• **Provided records**:
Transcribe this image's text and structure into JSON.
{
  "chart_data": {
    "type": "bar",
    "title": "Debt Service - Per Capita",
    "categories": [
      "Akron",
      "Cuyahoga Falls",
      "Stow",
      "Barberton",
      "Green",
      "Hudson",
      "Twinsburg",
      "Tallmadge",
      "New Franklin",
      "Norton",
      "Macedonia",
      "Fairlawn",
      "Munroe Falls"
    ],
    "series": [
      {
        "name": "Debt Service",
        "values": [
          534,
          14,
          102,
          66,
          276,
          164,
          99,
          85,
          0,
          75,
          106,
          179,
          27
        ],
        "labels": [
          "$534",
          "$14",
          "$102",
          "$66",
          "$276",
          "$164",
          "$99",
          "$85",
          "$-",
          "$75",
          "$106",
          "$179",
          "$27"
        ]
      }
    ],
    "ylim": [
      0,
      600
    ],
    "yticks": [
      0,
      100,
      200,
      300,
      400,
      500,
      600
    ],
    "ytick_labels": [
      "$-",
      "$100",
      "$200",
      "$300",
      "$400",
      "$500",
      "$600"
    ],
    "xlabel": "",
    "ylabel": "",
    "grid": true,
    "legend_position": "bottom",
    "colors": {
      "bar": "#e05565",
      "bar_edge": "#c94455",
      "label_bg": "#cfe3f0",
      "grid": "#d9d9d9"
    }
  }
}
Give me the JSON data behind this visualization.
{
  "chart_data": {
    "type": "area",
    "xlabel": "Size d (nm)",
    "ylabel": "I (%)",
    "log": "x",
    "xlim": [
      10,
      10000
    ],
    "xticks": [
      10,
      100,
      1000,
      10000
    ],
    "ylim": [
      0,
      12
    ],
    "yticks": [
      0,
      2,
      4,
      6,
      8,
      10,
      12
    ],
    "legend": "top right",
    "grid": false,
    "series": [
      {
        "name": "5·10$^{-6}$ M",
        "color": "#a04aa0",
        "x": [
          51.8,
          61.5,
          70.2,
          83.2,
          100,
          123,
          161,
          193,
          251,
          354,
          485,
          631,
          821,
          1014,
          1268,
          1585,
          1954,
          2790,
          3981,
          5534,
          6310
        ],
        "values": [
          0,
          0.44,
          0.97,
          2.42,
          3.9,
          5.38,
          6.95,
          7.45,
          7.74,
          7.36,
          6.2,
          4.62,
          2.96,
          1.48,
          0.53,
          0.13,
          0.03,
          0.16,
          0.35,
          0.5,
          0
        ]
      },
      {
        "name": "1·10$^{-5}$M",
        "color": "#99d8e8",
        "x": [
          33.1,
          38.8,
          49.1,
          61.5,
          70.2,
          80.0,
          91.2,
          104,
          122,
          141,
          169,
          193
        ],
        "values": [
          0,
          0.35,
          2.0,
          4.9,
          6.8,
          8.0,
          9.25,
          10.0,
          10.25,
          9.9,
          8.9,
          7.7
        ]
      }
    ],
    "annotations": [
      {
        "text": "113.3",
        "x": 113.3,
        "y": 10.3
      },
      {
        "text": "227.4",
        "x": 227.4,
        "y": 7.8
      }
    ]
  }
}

• **Required task**: Write out every record, exactly as written.

• **Task response**:
Transcribe this image's text and structure into JSON.
{
  "chart_data": {
    "type": "bar",
    "title": "Debt Service - Per Capita",
    "categories": [
      "Akron",
      "Cuyahoga Falls",
      "Stow",
      "Barberton",
      "Green",
      "Hudson",
      "Twinsburg",
      "Tallmadge",
      "New Franklin",
      "Norton",
      "Macedonia",
      "Fairlawn",
      "Munroe Falls"
    ],
    "series": [
      {
        "name": "Debt Service",
        "values": [
          534,
          14,
          102,
          66,
          276,
          164,
          99,
          85,
          0,
          75,
          106,
          179,
          27
        ],
        "labels": [
          "$534",
          "$14",
          "$102",
          "$66",
          "$276",
          "$164",
          "$99",
          "$85",
          "$-",
          "$75",
          "$106",
          "$179",
          "$27"
        ]
      }
    ],
    "ylim": [
      0,
      600
    ],
    "yticks": [
      0,
      100,
      200,
      300,
      400,
      500,
      600
    ],
    "ytick_labels": [
      "$-",
      "$100",
      "$200",
      "$300",
      "$400",
      "$500",
      "$600"
    ],
    "xlabel": "",
    "ylabel": "",
    "grid": true,
    "legend_position": "bottom",
    "colors": {
      "bar": "#e05565",
      "bar_edge": "#c94455",
      "label_bg": "#cfe3f0",
      "grid": "#d9d9d9"
    }
  }
}
Give me the JSON data behind this visualization.
{
  "chart_data": {
    "type": "area",
    "xlabel": "Size d (nm)",
    "ylabel": "I (%)",
    "log": "x",
    "xlim": [
      10,
      10000
    ],
    "xticks": [
      10,
      100,
      1000,
      10000
    ],
    "ylim": [
      0,
      12
    ],
    "yticks": [
      0,
      2,
      4,
      6,
      8,
      10,
      12
    ],
    "legend": "top right",
    "grid": false,
    "series": [
      {
        "name": "5·10$^{-6}$ M",
        "color": "#a04aa0",
        "x": [
          51.8,
          61.5,
          70.2,
          83.2,
          100,
          123,
          161,
          193,
          251,
          354,
          485,
          631,
          821,
          1014,
          1268,
          1585,
          1954,
          2790,
          3981,
          5534,
          6310
        ],
        "values": [
          0,
          0.44,
          0.97,
          2.42,
          3.9,
          5.38,
          6.95,
          7.45,
          7.74,
          7.36,
          6.2,
          4.62,
          2.96,
          1.48,
          0.53,
          0.13,
          0.03,
          0.16,
          0.35,
          0.5,
          0
        ]
      },
      {
        "name": "1·10$^{-5}$M",
        "color": "#99d8e8",
        "x": [
          33.1,
          38.8,
          49.1,
          61.5,
          70.2,
          80.0,
          91.2,
          104,
          122,
          141,
          169,
          193
        ],
        "values": [
          0,
          0.35,
          2.0,
          4.9,
          6.8,
          8.0,
          9.25,
          10.0,
          10.25,
          9.9,
          8.9,
          7.7
        ]
      }
    ],
    "annotations": [
      {
        "text": "113.3",
        "x": 113.3,
        "y": 10.3
      },
      {
        "text": "227.4",
        "x": 227.4,
        "y": 7.8
      }
    ]
  }
}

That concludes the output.